#### What you need to do:
State the number of lines in these records that include the word "this", and add nothing to it.

Dataset entries
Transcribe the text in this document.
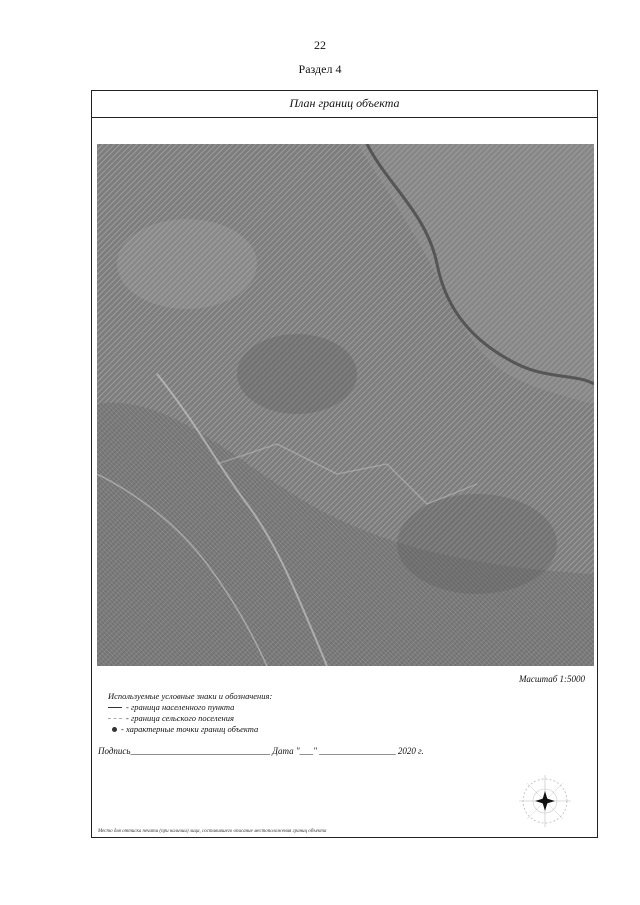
22
Раздел 4
План границ объекта
Масштаб 1:5000
Используемые условные знаки и обозначения:
- граница населенного пункта
- граница сельского поселения
- характерные точки границ объекта
Подпись_______________________________ Дата "___" _________________ 2020 г.
Место для оттиска печати (при наличии) лица, составившего описание местоположения границ объекта
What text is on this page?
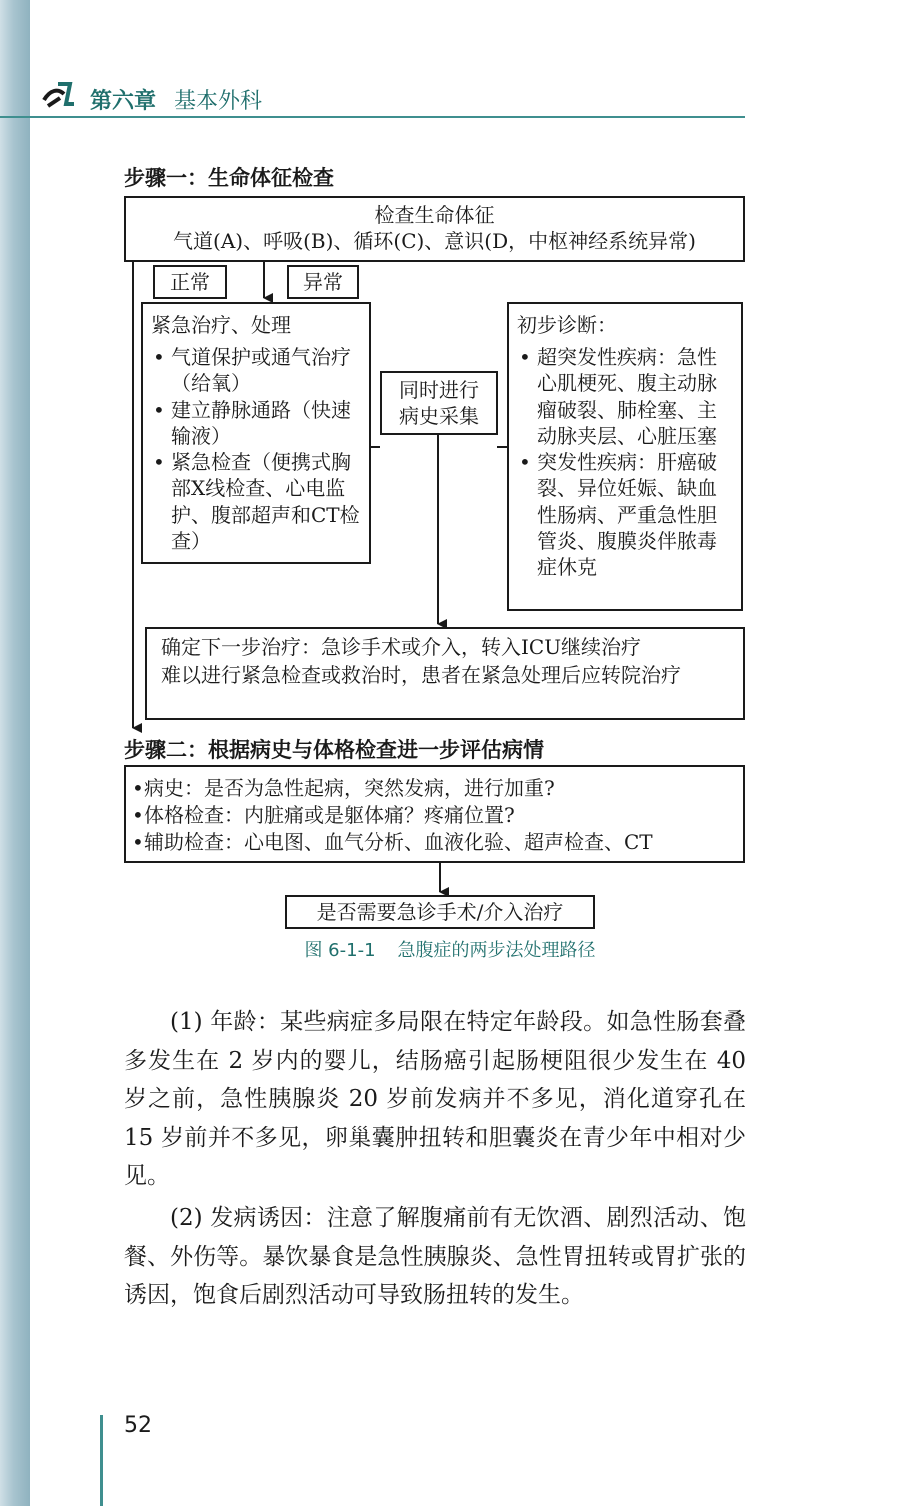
第六章 基本外科
步骤一：生命体征检查
检查生命体征
气道(A)、呼吸(B)、循环(C)、意识(D，中枢神经系统异常)
正常	异常
紧急治疗、处理
• 气道保护或通气治疗（给氧）
• 建立静脉通路（快速输液）
• 紧急检查（便携式胸部X线检查、心电监护、腹部超声和CT检查）
同时进行
病史采集
初步诊断：
• 超突发性疾病：急性心肌梗死、腹主动脉瘤破裂、肺栓塞、主动脉夹层、心脏压塞
• 突发性疾病：肝癌破裂、异位妊娠、缺血性肠病、严重急性胆管炎、腹膜炎伴脓毒症休克
确定下一步治疗：急诊手术或介入，转入ICU继续治疗
难以进行紧急检查或救治时，患者在紧急处理后应转院治疗
步骤二：根据病史与体格检查进一步评估病情
• 病史：是否为急性起病，突然发病，进行加重?
• 体格检查：内脏痛或是躯体痛？疼痛位置?
• 辅助检查：心电图、血气分析、血液化验、超声检查、CT
是否需要急诊手术/介入治疗
图 6-1-1 急腹症的两步法处理路径

(1) 年龄：某些病症多局限在特定年龄段。如急性肠套叠多发生在 2 岁内的婴儿，结肠癌引起肠梗阻很少发生在 40 岁之前，急性胰腺炎 20 岁前发病并不多见，消化道穿孔在 15 岁前并不多见，卵巢囊肿扭转和胆囊炎在青少年中相对少见。

(2) 发病诱因：注意了解腹痛前有无饮酒、剧烈活动、饱餐、外伤等。暴饮暴食是急性胰腺炎、急性胃扭转或胃扩张的诱因，饱食后剧烈活动可导致肠扭转的发生。

52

#### Solution:
2